Repeat, exactly and completely, the material that follows. Omit the pictures.

------------

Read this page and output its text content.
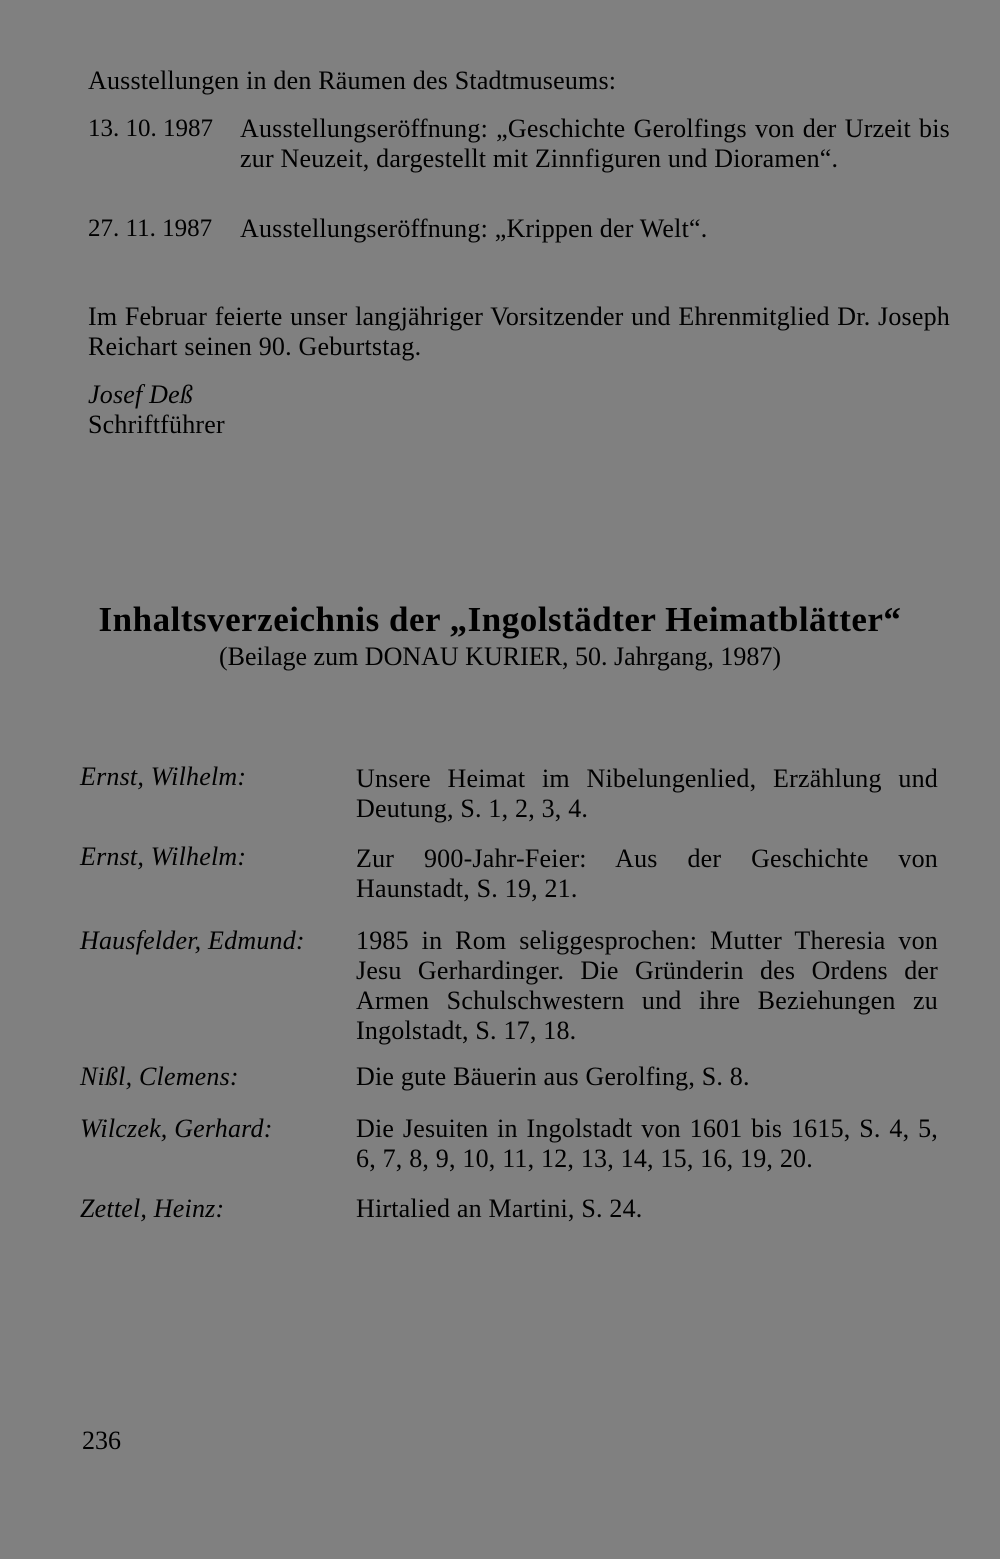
Ausstellungen in den Räumen des Stadtmuseums:

13. 10. 1987 Ausstellungseröffnung: „Geschichte Gerolfings von der Urzeit bis zur Neuzeit, dargestellt mit Zinnfiguren und Dioramen“.

27. 11. 1987 Ausstellungseröffnung: „Krippen der Welt“.

Im Februar feierte unser langjähriger Vorsitzender und Ehrenmitglied Dr. Joseph Reichart seinen 90. Geburtstag.

Josef Deß

Schriftführer

Inhaltsverzeichnis der „Ingolstädter Heimatblätter“

(Beilage zum DONAU KURIER, 50. Jahrgang, 1987)

Ernst, Wilhelm:	Unsere Heimat im Nibelungenlied, Erzählung und Deutung, S. 1, 2, 3, 4.

Ernst, Wilhelm:	Zur 900-Jahr-Feier: Aus der Geschichte von Haunstadt, S. 19, 21.

Hausfelder, Edmund:	1985 in Rom seliggesprochen: Mutter Theresia von Jesu Gerhardinger. Die Gründerin des Ordens der Armen Schulschwestern und ihre Beziehungen zu Ingolstadt, S. 17, 18.

Nißl, Clemens:	Die gute Bäuerin aus Gerolfing, S. 8.

Wilczek, Gerhard:	Die Jesuiten in Ingolstadt von 1601 bis 1615, S. 4, 5, 6, 7, 8, 9, 10, 11, 12, 13, 14, 15, 16, 19, 20.

Zettel, Heinz:	Hirtalied an Martini, S. 24.

236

------------

* _The answer_
Read this page and output its text content.
Ausstellungen in den Räumen des Stadtmuseums:

13. 10. 1987 Ausstellungseröffnung: „Geschichte Gerolfings von der Urzeit bis zur Neuzeit, dargestellt mit Zinnfiguren und Dioramen“.

27. 11. 1987 Ausstellungseröffnung: „Krippen der Welt“.

Im Februar feierte unser langjähriger Vorsitzender und Ehrenmitglied Dr. Joseph Reichart seinen 90. Geburtstag.

Josef Deß

Schriftführer

Inhaltsverzeichnis der „Ingolstädter Heimatblätter“

(Beilage zum DONAU KURIER, 50. Jahrgang, 1987)

Ernst, Wilhelm:	Unsere Heimat im Nibelungenlied, Erzählung und Deutung, S. 1, 2, 3, 4.

Ernst, Wilhelm:	Zur 900-Jahr-Feier: Aus der Geschichte von Haunstadt, S. 19, 21.

Hausfelder, Edmund:	1985 in Rom seliggesprochen: Mutter Theresia von Jesu Gerhardinger. Die Gründerin des Ordens der Armen Schulschwestern und ihre Beziehungen zu Ingolstadt, S. 17, 18.

Nißl, Clemens:	Die gute Bäuerin aus Gerolfing, S. 8.

Wilczek, Gerhard:	Die Jesuiten in Ingolstadt von 1601 bis 1615, S. 4, 5, 6, 7, 8, 9, 10, 11, 12, 13, 14, 15, 16, 19, 20.

Zettel, Heinz:	Hirtalied an Martini, S. 24.

236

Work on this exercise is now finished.